Give only the number of lines where "this" occurs.

┌─ Material

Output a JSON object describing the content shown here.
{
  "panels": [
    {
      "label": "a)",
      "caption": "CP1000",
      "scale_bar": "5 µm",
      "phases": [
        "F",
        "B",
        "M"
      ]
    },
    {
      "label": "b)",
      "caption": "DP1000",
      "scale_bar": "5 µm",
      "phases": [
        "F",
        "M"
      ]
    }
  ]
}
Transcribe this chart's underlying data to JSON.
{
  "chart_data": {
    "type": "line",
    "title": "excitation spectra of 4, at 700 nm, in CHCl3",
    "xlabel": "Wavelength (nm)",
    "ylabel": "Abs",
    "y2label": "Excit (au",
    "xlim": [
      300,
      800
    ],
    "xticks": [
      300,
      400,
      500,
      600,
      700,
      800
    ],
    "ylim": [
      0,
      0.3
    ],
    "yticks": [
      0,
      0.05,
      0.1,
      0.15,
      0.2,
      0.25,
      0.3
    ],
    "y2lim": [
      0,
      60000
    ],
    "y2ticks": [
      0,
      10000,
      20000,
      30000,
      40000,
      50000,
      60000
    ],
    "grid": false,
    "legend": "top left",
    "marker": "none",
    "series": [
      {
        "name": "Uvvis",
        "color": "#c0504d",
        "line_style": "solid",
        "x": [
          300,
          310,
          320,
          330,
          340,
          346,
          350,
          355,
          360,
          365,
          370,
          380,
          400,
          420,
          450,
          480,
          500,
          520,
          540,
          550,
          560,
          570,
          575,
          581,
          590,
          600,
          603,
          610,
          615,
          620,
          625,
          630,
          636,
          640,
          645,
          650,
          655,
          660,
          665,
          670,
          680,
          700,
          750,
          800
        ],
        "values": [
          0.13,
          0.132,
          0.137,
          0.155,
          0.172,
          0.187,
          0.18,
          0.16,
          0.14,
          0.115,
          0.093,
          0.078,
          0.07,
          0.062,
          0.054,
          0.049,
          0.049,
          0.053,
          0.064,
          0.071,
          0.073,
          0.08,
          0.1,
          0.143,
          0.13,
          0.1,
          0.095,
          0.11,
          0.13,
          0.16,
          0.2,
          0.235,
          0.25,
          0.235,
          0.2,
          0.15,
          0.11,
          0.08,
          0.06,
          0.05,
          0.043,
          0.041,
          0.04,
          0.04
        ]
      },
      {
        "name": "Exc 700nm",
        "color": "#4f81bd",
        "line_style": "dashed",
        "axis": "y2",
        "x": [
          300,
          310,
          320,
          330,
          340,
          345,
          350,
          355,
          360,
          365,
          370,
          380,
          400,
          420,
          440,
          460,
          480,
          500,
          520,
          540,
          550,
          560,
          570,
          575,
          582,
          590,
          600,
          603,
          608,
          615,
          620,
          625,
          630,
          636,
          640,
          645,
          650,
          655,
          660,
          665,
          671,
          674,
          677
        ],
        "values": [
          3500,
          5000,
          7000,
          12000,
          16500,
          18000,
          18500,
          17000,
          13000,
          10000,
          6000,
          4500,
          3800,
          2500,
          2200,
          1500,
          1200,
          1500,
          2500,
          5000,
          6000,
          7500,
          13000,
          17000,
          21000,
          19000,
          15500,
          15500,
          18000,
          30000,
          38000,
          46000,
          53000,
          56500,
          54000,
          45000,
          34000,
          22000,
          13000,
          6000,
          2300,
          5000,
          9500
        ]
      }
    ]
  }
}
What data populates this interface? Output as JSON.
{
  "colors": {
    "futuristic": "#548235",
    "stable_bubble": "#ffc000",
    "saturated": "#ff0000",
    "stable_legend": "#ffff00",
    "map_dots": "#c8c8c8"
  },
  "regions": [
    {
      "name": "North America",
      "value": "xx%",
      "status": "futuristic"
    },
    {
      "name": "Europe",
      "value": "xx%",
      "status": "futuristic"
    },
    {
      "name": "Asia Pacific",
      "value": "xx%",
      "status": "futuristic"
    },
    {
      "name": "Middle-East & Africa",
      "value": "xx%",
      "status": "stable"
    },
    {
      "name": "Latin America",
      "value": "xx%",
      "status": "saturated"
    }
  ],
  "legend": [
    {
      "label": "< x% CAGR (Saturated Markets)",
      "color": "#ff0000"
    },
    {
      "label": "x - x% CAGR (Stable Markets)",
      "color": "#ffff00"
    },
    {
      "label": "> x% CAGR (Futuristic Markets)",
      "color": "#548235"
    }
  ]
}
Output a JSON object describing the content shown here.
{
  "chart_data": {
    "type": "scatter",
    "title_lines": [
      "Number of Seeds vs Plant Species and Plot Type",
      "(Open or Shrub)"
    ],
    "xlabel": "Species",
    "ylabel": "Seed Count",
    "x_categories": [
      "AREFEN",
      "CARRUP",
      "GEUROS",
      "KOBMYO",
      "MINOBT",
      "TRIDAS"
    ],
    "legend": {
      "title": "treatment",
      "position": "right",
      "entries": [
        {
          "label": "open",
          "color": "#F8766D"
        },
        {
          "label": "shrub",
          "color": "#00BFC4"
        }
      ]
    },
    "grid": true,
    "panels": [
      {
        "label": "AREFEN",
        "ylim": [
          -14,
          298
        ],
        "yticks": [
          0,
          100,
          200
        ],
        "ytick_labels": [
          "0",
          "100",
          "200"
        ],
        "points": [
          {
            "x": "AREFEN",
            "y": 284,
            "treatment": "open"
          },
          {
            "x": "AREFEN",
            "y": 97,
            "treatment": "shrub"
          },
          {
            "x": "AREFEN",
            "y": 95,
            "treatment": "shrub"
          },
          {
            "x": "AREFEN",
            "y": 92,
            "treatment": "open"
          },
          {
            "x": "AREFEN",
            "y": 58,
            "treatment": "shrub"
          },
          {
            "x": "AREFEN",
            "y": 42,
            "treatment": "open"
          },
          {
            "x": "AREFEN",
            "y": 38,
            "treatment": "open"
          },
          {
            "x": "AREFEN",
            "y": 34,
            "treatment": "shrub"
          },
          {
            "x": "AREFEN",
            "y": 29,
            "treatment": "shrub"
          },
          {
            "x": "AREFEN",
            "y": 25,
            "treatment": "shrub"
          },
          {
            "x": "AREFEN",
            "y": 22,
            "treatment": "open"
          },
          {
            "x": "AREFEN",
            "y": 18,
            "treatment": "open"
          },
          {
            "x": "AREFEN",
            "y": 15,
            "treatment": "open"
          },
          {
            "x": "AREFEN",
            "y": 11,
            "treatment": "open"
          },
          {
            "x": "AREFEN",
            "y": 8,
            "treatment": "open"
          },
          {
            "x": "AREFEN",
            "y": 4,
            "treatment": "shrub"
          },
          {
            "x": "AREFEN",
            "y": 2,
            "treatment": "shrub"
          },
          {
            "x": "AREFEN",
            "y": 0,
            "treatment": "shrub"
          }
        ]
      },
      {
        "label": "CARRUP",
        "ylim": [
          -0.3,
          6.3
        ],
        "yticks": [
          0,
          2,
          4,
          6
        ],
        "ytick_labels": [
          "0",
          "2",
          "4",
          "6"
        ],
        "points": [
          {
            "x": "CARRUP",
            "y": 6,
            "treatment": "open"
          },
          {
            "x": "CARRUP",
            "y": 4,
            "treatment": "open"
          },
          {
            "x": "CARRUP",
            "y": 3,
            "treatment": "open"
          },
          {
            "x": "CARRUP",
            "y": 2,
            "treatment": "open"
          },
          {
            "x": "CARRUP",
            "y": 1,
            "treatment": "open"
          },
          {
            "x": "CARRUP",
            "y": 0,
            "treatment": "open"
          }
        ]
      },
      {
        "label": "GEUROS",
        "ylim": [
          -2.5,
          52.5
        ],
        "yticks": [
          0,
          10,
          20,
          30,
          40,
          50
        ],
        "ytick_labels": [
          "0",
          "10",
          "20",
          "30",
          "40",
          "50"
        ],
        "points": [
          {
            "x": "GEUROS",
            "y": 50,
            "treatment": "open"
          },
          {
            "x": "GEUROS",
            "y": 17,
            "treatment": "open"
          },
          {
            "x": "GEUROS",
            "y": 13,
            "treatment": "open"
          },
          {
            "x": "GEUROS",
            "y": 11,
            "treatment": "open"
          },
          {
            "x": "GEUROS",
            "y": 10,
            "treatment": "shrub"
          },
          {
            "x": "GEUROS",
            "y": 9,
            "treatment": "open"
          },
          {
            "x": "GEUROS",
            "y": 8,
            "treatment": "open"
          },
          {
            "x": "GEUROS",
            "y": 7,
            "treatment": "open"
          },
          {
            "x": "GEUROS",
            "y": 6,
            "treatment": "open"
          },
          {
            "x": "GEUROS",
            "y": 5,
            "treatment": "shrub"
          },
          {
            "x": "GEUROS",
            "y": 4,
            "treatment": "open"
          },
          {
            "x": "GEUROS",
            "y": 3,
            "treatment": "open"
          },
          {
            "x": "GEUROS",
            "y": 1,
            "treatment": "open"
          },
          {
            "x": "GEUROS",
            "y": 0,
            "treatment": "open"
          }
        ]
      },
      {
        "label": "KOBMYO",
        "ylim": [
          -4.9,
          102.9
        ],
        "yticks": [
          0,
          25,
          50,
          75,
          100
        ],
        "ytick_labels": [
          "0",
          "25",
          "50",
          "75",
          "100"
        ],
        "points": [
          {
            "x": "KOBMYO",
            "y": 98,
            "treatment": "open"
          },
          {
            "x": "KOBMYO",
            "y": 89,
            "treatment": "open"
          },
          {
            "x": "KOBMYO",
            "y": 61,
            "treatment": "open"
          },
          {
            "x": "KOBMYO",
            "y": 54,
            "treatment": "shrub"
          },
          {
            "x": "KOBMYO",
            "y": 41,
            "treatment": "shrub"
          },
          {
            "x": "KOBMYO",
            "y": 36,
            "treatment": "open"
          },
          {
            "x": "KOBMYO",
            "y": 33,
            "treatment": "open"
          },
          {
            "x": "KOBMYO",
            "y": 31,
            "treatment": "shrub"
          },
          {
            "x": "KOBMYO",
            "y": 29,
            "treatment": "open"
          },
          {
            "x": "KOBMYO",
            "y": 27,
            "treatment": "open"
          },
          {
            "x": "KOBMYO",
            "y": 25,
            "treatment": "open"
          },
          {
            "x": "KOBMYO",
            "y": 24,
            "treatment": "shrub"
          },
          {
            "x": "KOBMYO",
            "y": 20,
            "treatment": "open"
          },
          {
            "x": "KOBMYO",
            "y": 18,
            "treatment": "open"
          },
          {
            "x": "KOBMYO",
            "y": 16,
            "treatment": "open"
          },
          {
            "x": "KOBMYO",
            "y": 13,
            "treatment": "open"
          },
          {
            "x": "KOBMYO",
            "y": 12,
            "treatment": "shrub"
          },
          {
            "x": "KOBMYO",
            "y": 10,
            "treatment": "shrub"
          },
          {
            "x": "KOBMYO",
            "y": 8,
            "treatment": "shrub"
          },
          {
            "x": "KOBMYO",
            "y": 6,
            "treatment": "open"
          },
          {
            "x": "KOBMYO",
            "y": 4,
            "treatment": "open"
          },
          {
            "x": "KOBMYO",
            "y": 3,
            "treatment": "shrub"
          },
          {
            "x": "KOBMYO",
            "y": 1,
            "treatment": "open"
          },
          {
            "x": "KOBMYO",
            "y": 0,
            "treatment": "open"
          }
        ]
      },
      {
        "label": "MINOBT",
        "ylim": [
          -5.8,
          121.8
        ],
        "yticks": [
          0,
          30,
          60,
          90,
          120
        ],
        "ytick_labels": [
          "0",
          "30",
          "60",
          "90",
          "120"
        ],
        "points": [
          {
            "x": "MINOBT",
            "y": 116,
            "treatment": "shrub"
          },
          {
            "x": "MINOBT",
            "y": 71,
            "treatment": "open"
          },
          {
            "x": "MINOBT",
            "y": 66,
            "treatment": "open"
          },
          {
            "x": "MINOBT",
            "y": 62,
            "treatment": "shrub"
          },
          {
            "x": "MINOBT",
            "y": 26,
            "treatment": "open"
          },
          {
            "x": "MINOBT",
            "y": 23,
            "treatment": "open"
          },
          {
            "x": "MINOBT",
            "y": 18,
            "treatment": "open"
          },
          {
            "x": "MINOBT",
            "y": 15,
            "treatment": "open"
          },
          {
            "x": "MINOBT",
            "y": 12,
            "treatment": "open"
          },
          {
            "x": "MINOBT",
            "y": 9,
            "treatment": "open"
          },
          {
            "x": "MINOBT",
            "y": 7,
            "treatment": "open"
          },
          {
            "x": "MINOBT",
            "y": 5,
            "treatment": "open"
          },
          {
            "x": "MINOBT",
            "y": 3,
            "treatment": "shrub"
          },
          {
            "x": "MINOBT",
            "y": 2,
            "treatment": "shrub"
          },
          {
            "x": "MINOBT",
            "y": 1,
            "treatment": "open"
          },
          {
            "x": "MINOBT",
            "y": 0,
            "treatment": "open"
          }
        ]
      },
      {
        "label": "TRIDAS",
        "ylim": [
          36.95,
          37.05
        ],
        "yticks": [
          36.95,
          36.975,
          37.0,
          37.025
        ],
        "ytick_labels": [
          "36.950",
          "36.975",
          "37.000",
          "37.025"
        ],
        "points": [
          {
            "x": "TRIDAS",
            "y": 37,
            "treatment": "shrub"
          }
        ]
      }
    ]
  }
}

└─

Result
2